Request:
Each line containing the word "TradingView" needs to be copied.

══════════

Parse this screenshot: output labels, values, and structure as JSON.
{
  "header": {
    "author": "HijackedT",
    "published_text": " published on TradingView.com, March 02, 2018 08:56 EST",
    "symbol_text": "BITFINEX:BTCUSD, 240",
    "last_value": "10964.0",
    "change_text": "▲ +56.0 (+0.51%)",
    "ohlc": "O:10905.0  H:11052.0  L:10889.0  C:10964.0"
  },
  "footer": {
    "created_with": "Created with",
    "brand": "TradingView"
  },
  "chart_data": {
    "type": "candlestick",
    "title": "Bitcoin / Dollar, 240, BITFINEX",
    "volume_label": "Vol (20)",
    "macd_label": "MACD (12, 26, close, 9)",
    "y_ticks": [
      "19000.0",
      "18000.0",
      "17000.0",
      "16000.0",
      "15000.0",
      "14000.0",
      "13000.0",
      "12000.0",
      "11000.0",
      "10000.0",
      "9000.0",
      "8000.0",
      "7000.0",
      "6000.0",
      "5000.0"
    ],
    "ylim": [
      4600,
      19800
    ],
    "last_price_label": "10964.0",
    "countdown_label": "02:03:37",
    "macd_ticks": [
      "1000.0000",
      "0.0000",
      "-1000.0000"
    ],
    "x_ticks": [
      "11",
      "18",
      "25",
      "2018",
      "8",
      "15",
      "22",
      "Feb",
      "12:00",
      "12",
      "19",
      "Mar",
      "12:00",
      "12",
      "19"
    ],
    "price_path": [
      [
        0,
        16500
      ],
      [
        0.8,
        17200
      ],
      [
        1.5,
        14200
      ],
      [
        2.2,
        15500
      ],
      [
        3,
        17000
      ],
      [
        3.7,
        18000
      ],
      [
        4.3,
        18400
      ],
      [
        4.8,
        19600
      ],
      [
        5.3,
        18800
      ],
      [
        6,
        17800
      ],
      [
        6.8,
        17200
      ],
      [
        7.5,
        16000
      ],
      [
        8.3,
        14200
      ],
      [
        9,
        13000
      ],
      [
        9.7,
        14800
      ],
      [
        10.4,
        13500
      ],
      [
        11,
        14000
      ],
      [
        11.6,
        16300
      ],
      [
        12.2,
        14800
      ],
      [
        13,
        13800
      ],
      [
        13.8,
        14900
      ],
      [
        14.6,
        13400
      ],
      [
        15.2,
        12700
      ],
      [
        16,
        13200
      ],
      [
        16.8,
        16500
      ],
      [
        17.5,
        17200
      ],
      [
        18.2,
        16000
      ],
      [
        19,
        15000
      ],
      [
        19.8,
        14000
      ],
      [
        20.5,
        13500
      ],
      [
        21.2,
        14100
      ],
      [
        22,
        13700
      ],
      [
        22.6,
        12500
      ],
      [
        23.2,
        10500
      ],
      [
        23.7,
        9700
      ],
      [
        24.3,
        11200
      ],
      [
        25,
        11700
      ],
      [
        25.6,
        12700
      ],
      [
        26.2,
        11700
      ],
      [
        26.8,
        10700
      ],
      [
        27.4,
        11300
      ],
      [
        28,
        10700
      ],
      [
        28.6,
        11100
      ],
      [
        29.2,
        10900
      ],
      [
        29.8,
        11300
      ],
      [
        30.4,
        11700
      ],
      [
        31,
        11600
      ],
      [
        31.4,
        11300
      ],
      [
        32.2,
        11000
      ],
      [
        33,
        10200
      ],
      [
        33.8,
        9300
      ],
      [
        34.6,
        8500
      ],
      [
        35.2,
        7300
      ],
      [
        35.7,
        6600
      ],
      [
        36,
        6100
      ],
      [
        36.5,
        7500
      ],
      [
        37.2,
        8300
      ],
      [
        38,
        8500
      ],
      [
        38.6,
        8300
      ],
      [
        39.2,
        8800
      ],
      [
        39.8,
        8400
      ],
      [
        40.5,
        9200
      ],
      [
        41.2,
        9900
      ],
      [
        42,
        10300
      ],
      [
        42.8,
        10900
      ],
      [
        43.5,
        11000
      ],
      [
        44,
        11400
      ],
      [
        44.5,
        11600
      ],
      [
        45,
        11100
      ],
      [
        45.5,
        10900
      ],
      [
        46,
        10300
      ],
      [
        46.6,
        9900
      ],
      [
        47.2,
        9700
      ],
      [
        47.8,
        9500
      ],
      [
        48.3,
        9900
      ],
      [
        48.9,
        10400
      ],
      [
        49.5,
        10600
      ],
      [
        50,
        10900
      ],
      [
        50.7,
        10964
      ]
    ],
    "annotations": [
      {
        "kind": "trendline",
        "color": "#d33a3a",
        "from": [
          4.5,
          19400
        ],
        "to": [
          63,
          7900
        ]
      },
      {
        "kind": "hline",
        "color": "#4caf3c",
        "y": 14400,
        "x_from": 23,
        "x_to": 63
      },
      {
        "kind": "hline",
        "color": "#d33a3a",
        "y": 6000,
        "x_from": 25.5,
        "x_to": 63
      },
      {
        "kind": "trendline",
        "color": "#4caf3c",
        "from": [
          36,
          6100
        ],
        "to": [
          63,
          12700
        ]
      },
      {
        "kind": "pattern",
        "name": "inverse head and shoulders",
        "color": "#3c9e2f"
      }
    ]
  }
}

══════════

Full solution:
    "published_text": " published on TradingView.com, March 02, 2018 08:56 EST",
    "brand": "TradingView"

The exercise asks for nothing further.